WHAT YOU NEED TO DO: Below is a block of records: output all of them exactly and leave out the pictures.

ROWS:
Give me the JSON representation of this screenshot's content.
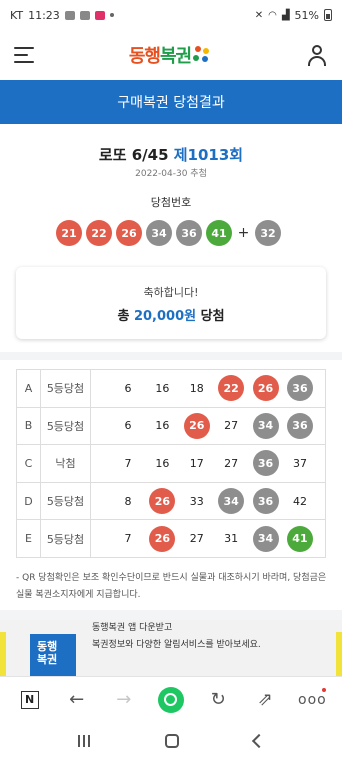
{
  "status_bar": {
    "carrier": "KT",
    "time": "11:23",
    "battery": "51%"
  },
  "header": {
    "logo_text_1": "동행",
    "logo_text_2": "복권",
    "logo_subtext": "DongHaeng Lottery"
  },
  "banner": {
    "title": "구매복권 당첨결과"
  },
  "result": {
    "game_name": "로또 6/45",
    "round": "제1013회",
    "draw_date": "2022-04-30 추첨",
    "win_numbers_label": "당첨번호",
    "numbers": [
      {
        "value": "21",
        "color": "#e25c4b"
      },
      {
        "value": "22",
        "color": "#e25c4b"
      },
      {
        "value": "26",
        "color": "#e25c4b"
      },
      {
        "value": "34",
        "color": "#8e8e8e"
      },
      {
        "value": "36",
        "color": "#8e8e8e"
      },
      {
        "value": "41",
        "color": "#4caa3c"
      }
    ],
    "plus": "+",
    "bonus": {
      "value": "32",
      "color": "#8e8e8e"
    },
    "congrats_line1": "축하합니다!",
    "congrats_prefix": "총",
    "congrats_amount": "20,000원",
    "congrats_suffix": "당첨"
  },
  "tickets": [
    {
      "label": "A",
      "rank": "5등당첨",
      "numbers": [
        {
          "v": "6"
        },
        {
          "v": "16"
        },
        {
          "v": "18"
        },
        {
          "v": "22",
          "c": "#e25c4b"
        },
        {
          "v": "26",
          "c": "#e25c4b"
        },
        {
          "v": "36",
          "c": "#8e8e8e"
        }
      ]
    },
    {
      "label": "B",
      "rank": "5등당첨",
      "numbers": [
        {
          "v": "6"
        },
        {
          "v": "16"
        },
        {
          "v": "26",
          "c": "#e25c4b"
        },
        {
          "v": "27"
        },
        {
          "v": "34",
          "c": "#8e8e8e"
        },
        {
          "v": "36",
          "c": "#8e8e8e"
        }
      ]
    },
    {
      "label": "C",
      "rank": "낙첨",
      "numbers": [
        {
          "v": "7"
        },
        {
          "v": "16"
        },
        {
          "v": "17"
        },
        {
          "v": "27"
        },
        {
          "v": "36",
          "c": "#8e8e8e"
        },
        {
          "v": "37"
        }
      ]
    },
    {
      "label": "D",
      "rank": "5등당첨",
      "numbers": [
        {
          "v": "8"
        },
        {
          "v": "26",
          "c": "#e25c4b"
        },
        {
          "v": "33"
        },
        {
          "v": "34",
          "c": "#8e8e8e"
        },
        {
          "v": "36",
          "c": "#8e8e8e"
        },
        {
          "v": "42"
        }
      ]
    },
    {
      "label": "E",
      "rank": "5등당첨",
      "numbers": [
        {
          "v": "7"
        },
        {
          "v": "26",
          "c": "#e25c4b"
        },
        {
          "v": "27"
        },
        {
          "v": "31"
        },
        {
          "v": "34",
          "c": "#8e8e8e"
        },
        {
          "v": "41",
          "c": "#4caa3c"
        }
      ]
    }
  ],
  "notice": "- QR 당첨확인은 보조 확인수단이므로 반드시 실물과 대조하시기 바라며, 당첨금은 실물 복권소지자에게 지급합니다.",
  "app_banner": {
    "logo_text_1": "동행",
    "logo_text_2": "복권",
    "line1": "동행복권 앱 다운받고",
    "line2": "복권정보와 다양한 알림서비스를 받아보세요."
  },
  "browser_bar": {
    "n_label": "N",
    "back_icon": "arrow-left",
    "forward_icon": "arrow-right",
    "home_icon": "green-circle",
    "reload_icon": "reload",
    "share_icon": "share",
    "more_label": "ooo"
  }
}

EXERCISE OUTPUT:
Give me the JSON representation of this screenshot's content.
{
  "status_bar": {
    "carrier": "KT",
    "time": "11:23",
    "battery": "51%"
  },
  "header": {
    "logo_text_1": "동행",
    "logo_text_2": "복권",
    "logo_subtext": "DongHaeng Lottery"
  },
  "banner": {
    "title": "구매복권 당첨결과"
  },
  "result": {
    "game_name": "로또 6/45",
    "round": "제1013회",
    "draw_date": "2022-04-30 추첨",
    "win_numbers_label": "당첨번호",
    "numbers": [
      {
        "value": "21",
        "color": "#e25c4b"
      },
      {
        "value": "22",
        "color": "#e25c4b"
      },
      {
        "value": "26",
        "color": "#e25c4b"
      },
      {
        "value": "34",
        "color": "#8e8e8e"
      },
      {
        "value": "36",
        "color": "#8e8e8e"
      },
      {
        "value": "41",
        "color": "#4caa3c"
      }
    ],
    "plus": "+",
    "bonus": {
      "value": "32",
      "color": "#8e8e8e"
    },
    "congrats_line1": "축하합니다!",
    "congrats_prefix": "총",
    "congrats_amount": "20,000원",
    "congrats_suffix": "당첨"
  },
  "tickets": [
    {
      "label": "A",
      "rank": "5등당첨",
      "numbers": [
        {
          "v": "6"
        },
        {
          "v": "16"
        },
        {
          "v": "18"
        },
        {
          "v": "22",
          "c": "#e25c4b"
        },
        {
          "v": "26",
          "c": "#e25c4b"
        },
        {
          "v": "36",
          "c": "#8e8e8e"
        }
      ]
    },
    {
      "label": "B",
      "rank": "5등당첨",
      "numbers": [
        {
          "v": "6"
        },
        {
          "v": "16"
        },
        {
          "v": "26",
          "c": "#e25c4b"
        },
        {
          "v": "27"
        },
        {
          "v": "34",
          "c": "#8e8e8e"
        },
        {
          "v": "36",
          "c": "#8e8e8e"
        }
      ]
    },
    {
      "label": "C",
      "rank": "낙첨",
      "numbers": [
        {
          "v": "7"
        },
        {
          "v": "16"
        },
        {
          "v": "17"
        },
        {
          "v": "27"
        },
        {
          "v": "36",
          "c": "#8e8e8e"
        },
        {
          "v": "37"
        }
      ]
    },
    {
      "label": "D",
      "rank": "5등당첨",
      "numbers": [
        {
          "v": "8"
        },
        {
          "v": "26",
          "c": "#e25c4b"
        },
        {
          "v": "33"
        },
        {
          "v": "34",
          "c": "#8e8e8e"
        },
        {
          "v": "36",
          "c": "#8e8e8e"
        },
        {
          "v": "42"
        }
      ]
    },
    {
      "label": "E",
      "rank": "5등당첨",
      "numbers": [
        {
          "v": "7"
        },
        {
          "v": "26",
          "c": "#e25c4b"
        },
        {
          "v": "27"
        },
        {
          "v": "31"
        },
        {
          "v": "34",
          "c": "#8e8e8e"
        },
        {
          "v": "41",
          "c": "#4caa3c"
        }
      ]
    }
  ],
  "notice": "- QR 당첨확인은 보조 확인수단이므로 반드시 실물과 대조하시기 바라며, 당첨금은 실물 복권소지자에게 지급합니다.",
  "app_banner": {
    "logo_text_1": "동행",
    "logo_text_2": "복권",
    "line1": "동행복권 앱 다운받고",
    "line2": "복권정보와 다양한 알림서비스를 받아보세요."
  },
  "browser_bar": {
    "n_label": "N",
    "back_icon": "arrow-left",
    "forward_icon": "arrow-right",
    "home_icon": "green-circle",
    "reload_icon": "reload",
    "share_icon": "share",
    "more_label": "ooo"
  }
}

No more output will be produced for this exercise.